## Exercise description:
Every line that includes the word "Ambient" is to be listed.

── Task inputs

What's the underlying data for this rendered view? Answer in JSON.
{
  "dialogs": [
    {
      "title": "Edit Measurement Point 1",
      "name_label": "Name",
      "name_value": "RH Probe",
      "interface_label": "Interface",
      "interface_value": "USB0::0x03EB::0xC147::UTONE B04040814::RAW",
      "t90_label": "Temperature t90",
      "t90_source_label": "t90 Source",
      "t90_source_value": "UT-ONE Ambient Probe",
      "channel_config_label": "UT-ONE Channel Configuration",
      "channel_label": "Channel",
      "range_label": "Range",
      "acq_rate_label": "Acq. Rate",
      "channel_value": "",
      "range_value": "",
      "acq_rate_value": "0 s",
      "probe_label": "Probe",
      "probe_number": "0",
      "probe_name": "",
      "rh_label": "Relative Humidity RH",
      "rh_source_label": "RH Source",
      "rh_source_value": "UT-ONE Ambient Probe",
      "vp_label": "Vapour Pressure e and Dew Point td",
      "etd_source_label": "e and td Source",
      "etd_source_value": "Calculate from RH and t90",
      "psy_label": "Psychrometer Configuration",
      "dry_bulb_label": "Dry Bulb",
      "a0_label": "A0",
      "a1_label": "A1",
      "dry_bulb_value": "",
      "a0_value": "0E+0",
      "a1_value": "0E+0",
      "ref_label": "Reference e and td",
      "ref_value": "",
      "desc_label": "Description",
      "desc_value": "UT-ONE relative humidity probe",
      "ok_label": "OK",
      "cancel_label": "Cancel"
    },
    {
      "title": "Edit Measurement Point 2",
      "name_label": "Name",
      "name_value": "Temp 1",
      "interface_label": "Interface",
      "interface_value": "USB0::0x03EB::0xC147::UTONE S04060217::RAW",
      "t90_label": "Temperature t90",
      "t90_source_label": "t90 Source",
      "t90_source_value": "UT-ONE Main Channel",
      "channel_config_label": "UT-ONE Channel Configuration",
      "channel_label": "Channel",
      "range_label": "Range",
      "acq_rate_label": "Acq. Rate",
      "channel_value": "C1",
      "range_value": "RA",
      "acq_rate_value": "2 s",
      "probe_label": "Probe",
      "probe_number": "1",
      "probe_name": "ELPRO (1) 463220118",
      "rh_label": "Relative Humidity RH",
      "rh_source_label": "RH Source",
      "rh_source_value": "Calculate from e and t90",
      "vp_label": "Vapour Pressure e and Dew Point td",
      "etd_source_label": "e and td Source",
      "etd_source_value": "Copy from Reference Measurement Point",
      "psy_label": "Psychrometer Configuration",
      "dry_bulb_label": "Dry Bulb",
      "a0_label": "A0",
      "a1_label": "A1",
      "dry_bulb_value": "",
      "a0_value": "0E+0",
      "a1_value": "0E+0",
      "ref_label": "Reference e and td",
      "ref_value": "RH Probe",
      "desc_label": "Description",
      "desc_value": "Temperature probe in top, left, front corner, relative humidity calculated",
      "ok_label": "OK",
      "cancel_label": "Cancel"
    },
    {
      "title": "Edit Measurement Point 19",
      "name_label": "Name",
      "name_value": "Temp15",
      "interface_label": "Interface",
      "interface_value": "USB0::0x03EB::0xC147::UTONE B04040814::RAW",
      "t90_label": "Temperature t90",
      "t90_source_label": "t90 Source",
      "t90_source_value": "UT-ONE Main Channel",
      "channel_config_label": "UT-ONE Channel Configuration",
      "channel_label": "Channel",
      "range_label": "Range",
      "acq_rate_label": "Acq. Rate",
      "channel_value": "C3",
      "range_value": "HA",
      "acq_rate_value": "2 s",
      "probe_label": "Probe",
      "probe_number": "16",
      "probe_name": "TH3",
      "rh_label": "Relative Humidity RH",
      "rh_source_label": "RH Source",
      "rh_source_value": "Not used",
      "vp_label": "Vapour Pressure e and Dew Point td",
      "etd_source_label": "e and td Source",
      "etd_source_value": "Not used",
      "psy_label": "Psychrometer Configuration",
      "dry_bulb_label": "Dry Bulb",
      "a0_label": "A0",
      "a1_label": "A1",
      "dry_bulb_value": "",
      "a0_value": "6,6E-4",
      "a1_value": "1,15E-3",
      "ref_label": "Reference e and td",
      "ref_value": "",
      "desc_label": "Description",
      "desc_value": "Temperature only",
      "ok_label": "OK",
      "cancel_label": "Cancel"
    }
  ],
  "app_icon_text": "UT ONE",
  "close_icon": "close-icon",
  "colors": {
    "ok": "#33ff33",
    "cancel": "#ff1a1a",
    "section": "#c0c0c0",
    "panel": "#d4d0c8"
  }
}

────

## Answer to the task:
      "t90_source_value": "UT-ONE Ambient Probe",
      "rh_source_value": "UT-ONE Ambient Probe",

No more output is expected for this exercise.